Task instructions -
Gather all lines with "field" from the records.

Data entries -
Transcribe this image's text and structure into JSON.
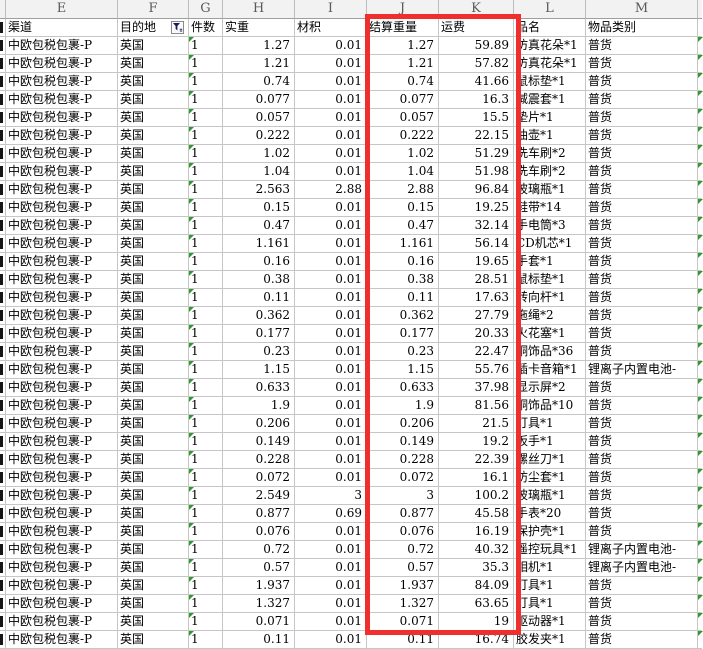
{
  "columns": [
    {
      "letter": "E",
      "header": "渠道",
      "field": "channel"
    },
    {
      "letter": "F",
      "header": "目的地",
      "field": "destination",
      "has_filter": true
    },
    {
      "letter": "G",
      "header": "件数",
      "field": "pieces"
    },
    {
      "letter": "H",
      "header": "实重",
      "field": "actual_weight"
    },
    {
      "letter": "I",
      "header": "材积",
      "field": "volume"
    },
    {
      "letter": "J",
      "header": "结算重量",
      "field": "billed_weight"
    },
    {
      "letter": "K",
      "header": "运费",
      "field": "freight"
    },
    {
      "letter": "L",
      "header": "品名",
      "field": "product"
    },
    {
      "letter": "M",
      "header": "物品类别",
      "field": "category"
    }
  ],
  "icons": {
    "filter": "funnel-filter-icon"
  },
  "colors": {
    "highlight_box": "#f02e2e",
    "grid": "#c6c6c6",
    "header_bg": "#f2f2f2",
    "green_marker": "#2e9b2e",
    "filter_icon": "#1a1a5e"
  },
  "rows": [
    {
      "channel": "中欧包税包裹-P",
      "destination": "英国",
      "pieces": "1",
      "actual_weight": "1.27",
      "volume": "0.01",
      "billed_weight": "1.27",
      "freight": "59.89",
      "product": "仿真花朵*1",
      "category": "普货"
    },
    {
      "channel": "中欧包税包裹-P",
      "destination": "英国",
      "pieces": "1",
      "actual_weight": "1.21",
      "volume": "0.01",
      "billed_weight": "1.21",
      "freight": "57.82",
      "product": "仿真花朵*1",
      "category": "普货"
    },
    {
      "channel": "中欧包税包裹-P",
      "destination": "英国",
      "pieces": "1",
      "actual_weight": "0.74",
      "volume": "0.01",
      "billed_weight": "0.74",
      "freight": "41.66",
      "product": "鼠标垫*1",
      "category": "普货"
    },
    {
      "channel": "中欧包税包裹-P",
      "destination": "英国",
      "pieces": "1",
      "actual_weight": "0.077",
      "volume": "0.01",
      "billed_weight": "0.077",
      "freight": "16.3",
      "product": "减震套*1",
      "category": "普货"
    },
    {
      "channel": "中欧包税包裹-P",
      "destination": "英国",
      "pieces": "1",
      "actual_weight": "0.057",
      "volume": "0.01",
      "billed_weight": "0.057",
      "freight": "15.5",
      "product": "垫片*1",
      "category": "普货"
    },
    {
      "channel": "中欧包税包裹-P",
      "destination": "英国",
      "pieces": "1",
      "actual_weight": "0.222",
      "volume": "0.01",
      "billed_weight": "0.222",
      "freight": "22.15",
      "product": "油壶*1",
      "category": "普货"
    },
    {
      "channel": "中欧包税包裹-P",
      "destination": "英国",
      "pieces": "1",
      "actual_weight": "1.02",
      "volume": "0.01",
      "billed_weight": "1.02",
      "freight": "51.29",
      "product": "洗车刷*2",
      "category": "普货"
    },
    {
      "channel": "中欧包税包裹-P",
      "destination": "英国",
      "pieces": "1",
      "actual_weight": "1.04",
      "volume": "0.01",
      "billed_weight": "1.04",
      "freight": "51.98",
      "product": "洗车刷*2",
      "category": "普货"
    },
    {
      "channel": "中欧包税包裹-P",
      "destination": "英国",
      "pieces": "1",
      "actual_weight": "2.563",
      "volume": "2.88",
      "billed_weight": "2.88",
      "freight": "96.84",
      "product": "玻璃瓶*1",
      "category": "普货"
    },
    {
      "channel": "中欧包税包裹-P",
      "destination": "英国",
      "pieces": "1",
      "actual_weight": "0.15",
      "volume": "0.01",
      "billed_weight": "0.15",
      "freight": "19.25",
      "product": "鞋带*14",
      "category": "普货"
    },
    {
      "channel": "中欧包税包裹-P",
      "destination": "英国",
      "pieces": "1",
      "actual_weight": "0.47",
      "volume": "0.01",
      "billed_weight": "0.47",
      "freight": "32.14",
      "product": "手电筒*3",
      "category": "普货"
    },
    {
      "channel": "中欧包税包裹-P",
      "destination": "英国",
      "pieces": "1",
      "actual_weight": "1.161",
      "volume": "0.01",
      "billed_weight": "1.161",
      "freight": "56.14",
      "product": "CD机芯*1",
      "category": "普货"
    },
    {
      "channel": "中欧包税包裹-P",
      "destination": "英国",
      "pieces": "1",
      "actual_weight": "0.16",
      "volume": "0.01",
      "billed_weight": "0.16",
      "freight": "19.65",
      "product": "手套*1",
      "category": "普货"
    },
    {
      "channel": "中欧包税包裹-P",
      "destination": "英国",
      "pieces": "1",
      "actual_weight": "0.38",
      "volume": "0.01",
      "billed_weight": "0.38",
      "freight": "28.51",
      "product": "鼠标垫*1",
      "category": "普货"
    },
    {
      "channel": "中欧包税包裹-P",
      "destination": "英国",
      "pieces": "1",
      "actual_weight": "0.11",
      "volume": "0.01",
      "billed_weight": "0.11",
      "freight": "17.63",
      "product": "转向杆*1",
      "category": "普货"
    },
    {
      "channel": "中欧包税包裹-P",
      "destination": "英国",
      "pieces": "1",
      "actual_weight": "0.362",
      "volume": "0.01",
      "billed_weight": "0.362",
      "freight": "27.79",
      "product": "拖绳*2",
      "category": "普货"
    },
    {
      "channel": "中欧包税包裹-P",
      "destination": "英国",
      "pieces": "1",
      "actual_weight": "0.177",
      "volume": "0.01",
      "billed_weight": "0.177",
      "freight": "20.33",
      "product": "火花塞*1",
      "category": "普货"
    },
    {
      "channel": "中欧包税包裹-P",
      "destination": "英国",
      "pieces": "1",
      "actual_weight": "0.23",
      "volume": "0.01",
      "billed_weight": "0.23",
      "freight": "22.47",
      "product": "铜饰品*36",
      "category": "普货"
    },
    {
      "channel": "中欧包税包裹-P",
      "destination": "英国",
      "pieces": "1",
      "actual_weight": "1.15",
      "volume": "0.01",
      "billed_weight": "1.15",
      "freight": "55.76",
      "product": "插卡音箱*1",
      "category": "锂离子内置电池-"
    },
    {
      "channel": "中欧包税包裹-P",
      "destination": "英国",
      "pieces": "1",
      "actual_weight": "0.633",
      "volume": "0.01",
      "billed_weight": "0.633",
      "freight": "37.98",
      "product": "显示屏*2",
      "category": "普货"
    },
    {
      "channel": "中欧包税包裹-P",
      "destination": "英国",
      "pieces": "1",
      "actual_weight": "1.9",
      "volume": "0.01",
      "billed_weight": "1.9",
      "freight": "81.56",
      "product": "铜饰品*10",
      "category": "普货"
    },
    {
      "channel": "中欧包税包裹-P",
      "destination": "英国",
      "pieces": "1",
      "actual_weight": "0.206",
      "volume": "0.01",
      "billed_weight": "0.206",
      "freight": "21.5",
      "product": "灯具*1",
      "category": "普货"
    },
    {
      "channel": "中欧包税包裹-P",
      "destination": "英国",
      "pieces": "1",
      "actual_weight": "0.149",
      "volume": "0.01",
      "billed_weight": "0.149",
      "freight": "19.2",
      "product": "扳手*1",
      "category": "普货"
    },
    {
      "channel": "中欧包税包裹-P",
      "destination": "英国",
      "pieces": "1",
      "actual_weight": "0.228",
      "volume": "0.01",
      "billed_weight": "0.228",
      "freight": "22.39",
      "product": "螺丝刀*1",
      "category": "普货"
    },
    {
      "channel": "中欧包税包裹-P",
      "destination": "英国",
      "pieces": "1",
      "actual_weight": "0.072",
      "volume": "0.01",
      "billed_weight": "0.072",
      "freight": "16.1",
      "product": "防尘套*1",
      "category": "普货"
    },
    {
      "channel": "中欧包税包裹-P",
      "destination": "英国",
      "pieces": "1",
      "actual_weight": "2.549",
      "volume": "3",
      "billed_weight": "3",
      "freight": "100.2",
      "product": "玻璃瓶*1",
      "category": "普货"
    },
    {
      "channel": "中欧包税包裹-P",
      "destination": "英国",
      "pieces": "1",
      "actual_weight": "0.877",
      "volume": "0.69",
      "billed_weight": "0.877",
      "freight": "45.58",
      "product": "手表*20",
      "category": "普货"
    },
    {
      "channel": "中欧包税包裹-P",
      "destination": "英国",
      "pieces": "1",
      "actual_weight": "0.076",
      "volume": "0.01",
      "billed_weight": "0.076",
      "freight": "16.19",
      "product": "保护壳*1",
      "category": "普货"
    },
    {
      "channel": "中欧包税包裹-P",
      "destination": "英国",
      "pieces": "1",
      "actual_weight": "0.72",
      "volume": "0.01",
      "billed_weight": "0.72",
      "freight": "40.32",
      "product": "遥控玩具*1",
      "category": "锂离子内置电池-"
    },
    {
      "channel": "中欧包税包裹-P",
      "destination": "英国",
      "pieces": "1",
      "actual_weight": "0.57",
      "volume": "0.01",
      "billed_weight": "0.57",
      "freight": "35.3",
      "product": "相机*1",
      "category": "锂离子内置电池-"
    },
    {
      "channel": "中欧包税包裹-P",
      "destination": "英国",
      "pieces": "1",
      "actual_weight": "1.937",
      "volume": "0.01",
      "billed_weight": "1.937",
      "freight": "84.09",
      "product": "灯具*1",
      "category": "普货"
    },
    {
      "channel": "中欧包税包裹-P",
      "destination": "英国",
      "pieces": "1",
      "actual_weight": "1.327",
      "volume": "0.01",
      "billed_weight": "1.327",
      "freight": "63.65",
      "product": "灯具*1",
      "category": "普货"
    },
    {
      "channel": "中欧包税包裹-P",
      "destination": "英国",
      "pieces": "1",
      "actual_weight": "0.071",
      "volume": "0.01",
      "billed_weight": "0.071",
      "freight": "19",
      "product": "驱动器*1",
      "category": "普货"
    },
    {
      "channel": "中欧包税包裹-P",
      "destination": "英国",
      "pieces": "1",
      "actual_weight": "0.11",
      "volume": "0.01",
      "billed_weight": "0.11",
      "freight": "16.74",
      "product": "胶发夹*1",
      "category": "普货"
    }
  ]
}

The answer -
      "field": "channel"
      "field": "destination",
      "field": "pieces"
      "field": "actual_weight"
      "field": "volume"
      "field": "billed_weight"
      "field": "freight"
      "field": "product"
      "field": "category"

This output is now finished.